## Requirements
Check each line of the records below for the word "NUNES" and copy those where it appears.

* * * * * * *

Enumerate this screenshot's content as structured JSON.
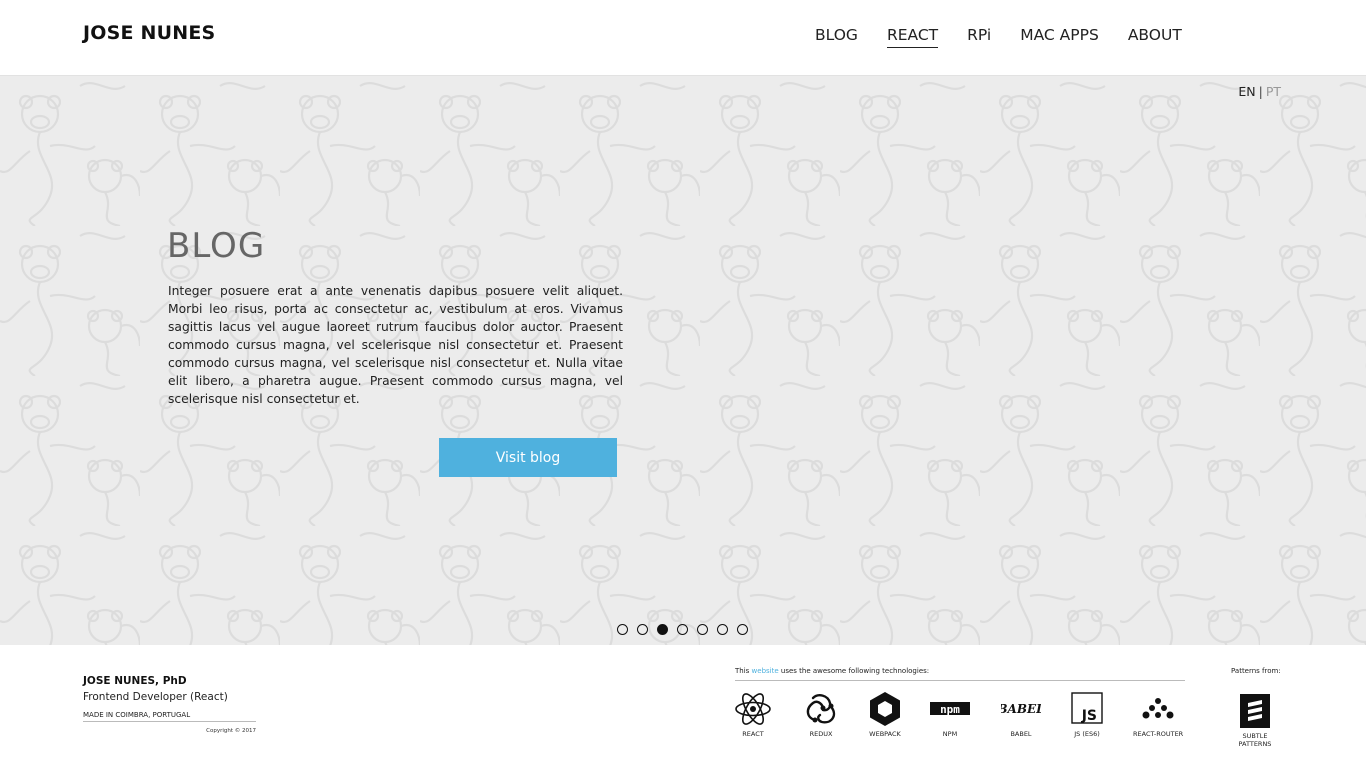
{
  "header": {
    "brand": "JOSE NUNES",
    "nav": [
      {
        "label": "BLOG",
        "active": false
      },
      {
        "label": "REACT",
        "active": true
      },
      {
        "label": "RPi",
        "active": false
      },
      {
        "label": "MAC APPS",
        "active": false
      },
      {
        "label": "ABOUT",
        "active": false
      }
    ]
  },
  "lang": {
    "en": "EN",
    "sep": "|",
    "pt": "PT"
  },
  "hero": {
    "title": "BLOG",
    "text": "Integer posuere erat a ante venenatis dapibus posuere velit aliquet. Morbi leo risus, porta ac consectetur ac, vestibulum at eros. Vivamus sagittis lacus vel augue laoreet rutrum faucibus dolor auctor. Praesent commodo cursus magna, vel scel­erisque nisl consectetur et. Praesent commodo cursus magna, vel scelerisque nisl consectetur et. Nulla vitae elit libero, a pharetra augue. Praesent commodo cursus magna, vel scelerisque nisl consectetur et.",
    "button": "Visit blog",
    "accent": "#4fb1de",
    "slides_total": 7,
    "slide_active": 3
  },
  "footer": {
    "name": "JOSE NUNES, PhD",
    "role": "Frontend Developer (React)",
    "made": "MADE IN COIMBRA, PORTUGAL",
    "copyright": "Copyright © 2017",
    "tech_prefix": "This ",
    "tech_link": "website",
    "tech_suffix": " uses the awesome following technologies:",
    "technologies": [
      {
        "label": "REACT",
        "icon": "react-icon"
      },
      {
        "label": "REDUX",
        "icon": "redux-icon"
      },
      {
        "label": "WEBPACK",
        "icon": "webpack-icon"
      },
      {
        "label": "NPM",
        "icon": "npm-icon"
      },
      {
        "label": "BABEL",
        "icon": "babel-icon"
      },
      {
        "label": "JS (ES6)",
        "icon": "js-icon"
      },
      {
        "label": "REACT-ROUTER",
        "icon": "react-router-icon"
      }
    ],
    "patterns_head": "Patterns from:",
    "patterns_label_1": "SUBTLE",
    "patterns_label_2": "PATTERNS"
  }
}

* * * * * * *

## The answer
    "brand": "JOSE NUNES",
    "name": "JOSE NUNES, PhD",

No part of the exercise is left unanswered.